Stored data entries
%%

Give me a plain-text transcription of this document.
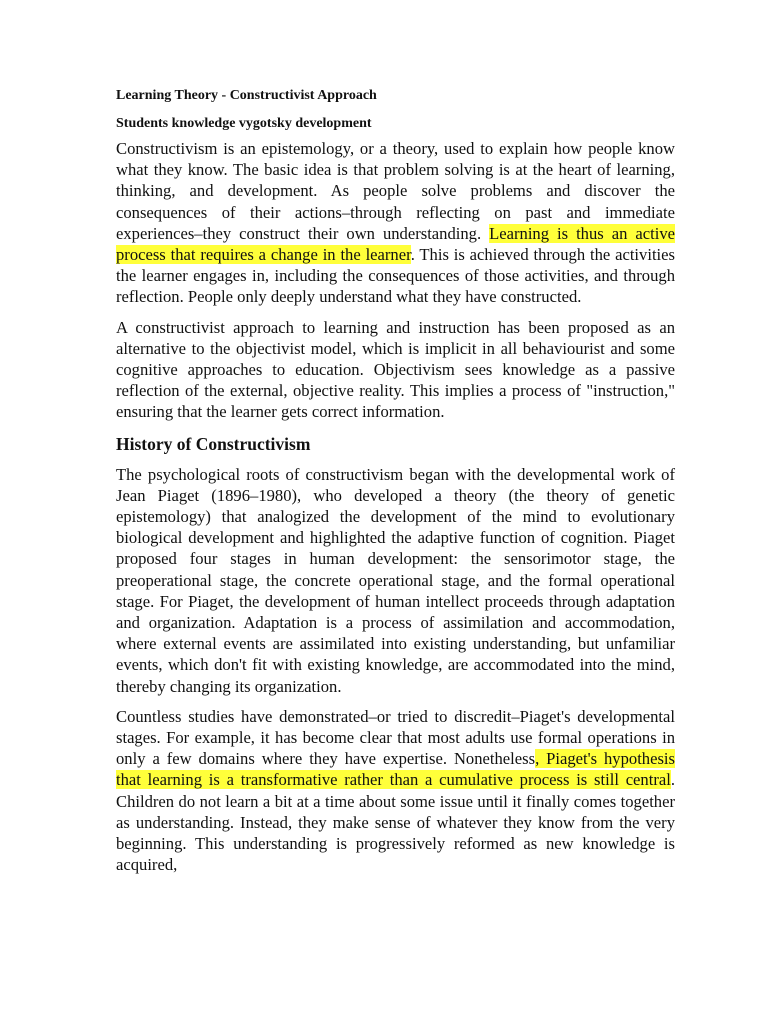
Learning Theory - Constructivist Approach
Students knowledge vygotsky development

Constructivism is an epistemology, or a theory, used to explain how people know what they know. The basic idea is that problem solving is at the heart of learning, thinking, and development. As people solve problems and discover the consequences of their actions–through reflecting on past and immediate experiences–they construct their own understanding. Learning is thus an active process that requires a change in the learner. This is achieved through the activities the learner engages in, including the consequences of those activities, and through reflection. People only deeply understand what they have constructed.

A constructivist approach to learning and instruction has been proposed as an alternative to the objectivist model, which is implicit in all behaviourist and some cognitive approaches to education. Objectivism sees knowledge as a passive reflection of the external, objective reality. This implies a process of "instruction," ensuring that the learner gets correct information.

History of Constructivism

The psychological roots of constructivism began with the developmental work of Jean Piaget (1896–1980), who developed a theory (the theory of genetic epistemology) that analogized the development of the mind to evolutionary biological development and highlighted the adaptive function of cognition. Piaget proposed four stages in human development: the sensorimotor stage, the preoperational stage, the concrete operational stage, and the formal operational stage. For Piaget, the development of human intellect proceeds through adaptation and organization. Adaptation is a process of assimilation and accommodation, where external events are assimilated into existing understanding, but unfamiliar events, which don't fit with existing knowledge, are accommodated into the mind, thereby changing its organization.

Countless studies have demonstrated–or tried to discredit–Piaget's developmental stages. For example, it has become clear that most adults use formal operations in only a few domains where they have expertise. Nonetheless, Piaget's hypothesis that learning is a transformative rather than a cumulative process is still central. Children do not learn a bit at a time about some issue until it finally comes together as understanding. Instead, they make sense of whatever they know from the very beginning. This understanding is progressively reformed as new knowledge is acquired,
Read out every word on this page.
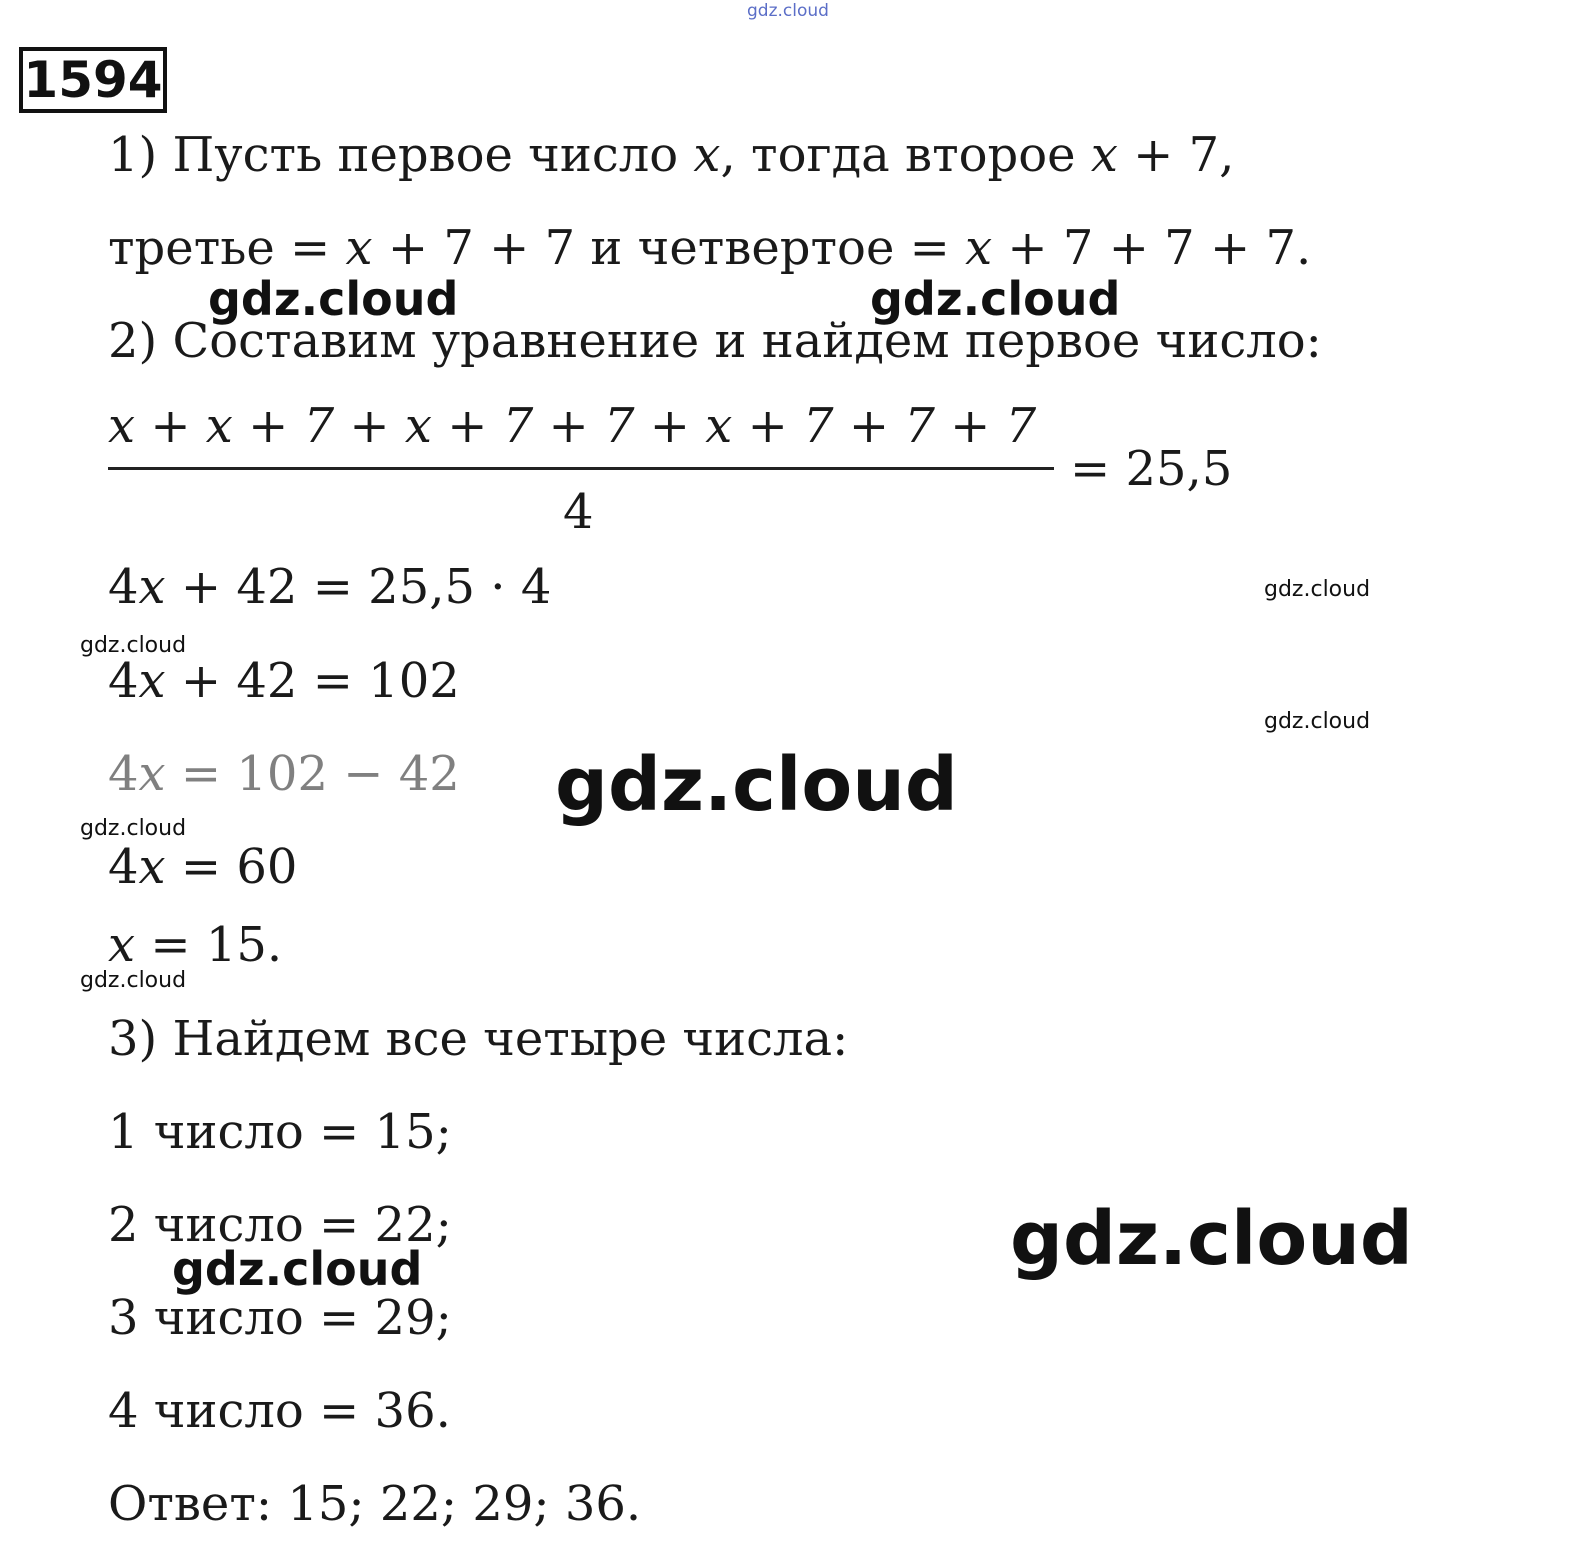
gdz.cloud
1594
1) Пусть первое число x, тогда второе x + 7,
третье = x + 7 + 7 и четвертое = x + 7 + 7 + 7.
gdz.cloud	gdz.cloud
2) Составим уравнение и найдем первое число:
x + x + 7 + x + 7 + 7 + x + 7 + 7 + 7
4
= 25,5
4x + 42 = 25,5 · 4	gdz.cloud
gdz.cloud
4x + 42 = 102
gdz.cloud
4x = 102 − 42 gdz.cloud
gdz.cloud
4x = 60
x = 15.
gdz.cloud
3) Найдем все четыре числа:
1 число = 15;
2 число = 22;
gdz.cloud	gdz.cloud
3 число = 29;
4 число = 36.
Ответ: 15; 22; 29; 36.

%%
%%

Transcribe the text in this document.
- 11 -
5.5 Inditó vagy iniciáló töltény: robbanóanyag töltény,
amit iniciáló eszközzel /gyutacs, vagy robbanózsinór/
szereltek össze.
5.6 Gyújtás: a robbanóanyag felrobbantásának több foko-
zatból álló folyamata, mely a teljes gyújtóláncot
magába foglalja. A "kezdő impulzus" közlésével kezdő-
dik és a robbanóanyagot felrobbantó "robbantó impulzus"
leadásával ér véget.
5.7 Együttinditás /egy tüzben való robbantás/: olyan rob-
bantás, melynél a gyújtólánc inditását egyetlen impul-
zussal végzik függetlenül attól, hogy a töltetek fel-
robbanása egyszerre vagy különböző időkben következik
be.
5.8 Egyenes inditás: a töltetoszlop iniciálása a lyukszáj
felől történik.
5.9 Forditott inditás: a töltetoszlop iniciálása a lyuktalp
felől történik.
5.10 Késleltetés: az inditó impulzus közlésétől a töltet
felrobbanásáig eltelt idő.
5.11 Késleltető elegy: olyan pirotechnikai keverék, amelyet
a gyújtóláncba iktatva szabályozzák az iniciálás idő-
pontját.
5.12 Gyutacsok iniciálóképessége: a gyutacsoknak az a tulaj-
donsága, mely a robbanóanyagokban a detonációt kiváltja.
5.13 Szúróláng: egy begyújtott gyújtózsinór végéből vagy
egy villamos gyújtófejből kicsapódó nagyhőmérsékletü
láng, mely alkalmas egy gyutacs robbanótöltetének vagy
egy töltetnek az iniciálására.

%%
%%

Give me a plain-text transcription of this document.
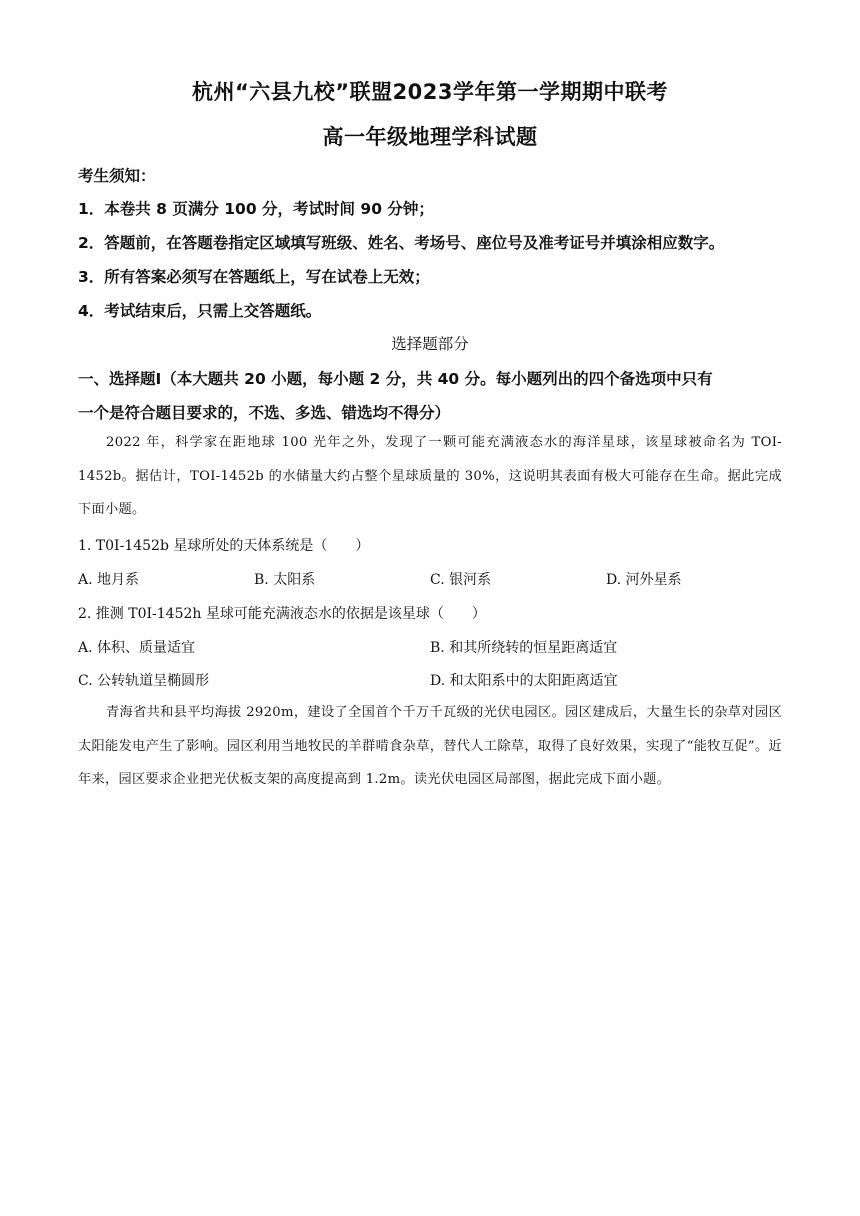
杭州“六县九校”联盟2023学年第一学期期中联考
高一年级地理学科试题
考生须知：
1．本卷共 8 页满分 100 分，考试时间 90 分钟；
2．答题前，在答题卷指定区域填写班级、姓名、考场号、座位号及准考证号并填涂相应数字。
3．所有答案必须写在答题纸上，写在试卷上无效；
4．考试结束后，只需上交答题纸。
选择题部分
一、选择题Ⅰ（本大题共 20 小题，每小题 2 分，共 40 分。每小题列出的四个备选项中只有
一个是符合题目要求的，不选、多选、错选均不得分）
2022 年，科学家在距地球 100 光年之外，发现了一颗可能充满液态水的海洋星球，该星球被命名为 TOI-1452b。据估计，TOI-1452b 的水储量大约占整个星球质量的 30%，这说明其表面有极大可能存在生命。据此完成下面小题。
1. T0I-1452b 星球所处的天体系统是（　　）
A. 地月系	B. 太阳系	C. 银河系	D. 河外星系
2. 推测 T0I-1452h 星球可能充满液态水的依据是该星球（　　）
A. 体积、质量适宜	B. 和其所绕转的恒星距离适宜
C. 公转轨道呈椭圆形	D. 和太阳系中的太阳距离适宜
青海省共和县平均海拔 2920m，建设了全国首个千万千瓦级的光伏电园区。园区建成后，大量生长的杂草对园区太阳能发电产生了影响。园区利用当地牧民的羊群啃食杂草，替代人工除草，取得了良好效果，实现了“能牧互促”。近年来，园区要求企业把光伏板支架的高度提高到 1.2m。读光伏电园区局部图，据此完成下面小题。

%%

**PROBLEM TO SOLVE**.
Your answer should be a single number: the count of lines in the entries that contain the word "据此完成下面小题".

**RESPONSE TO THE TASK**.
2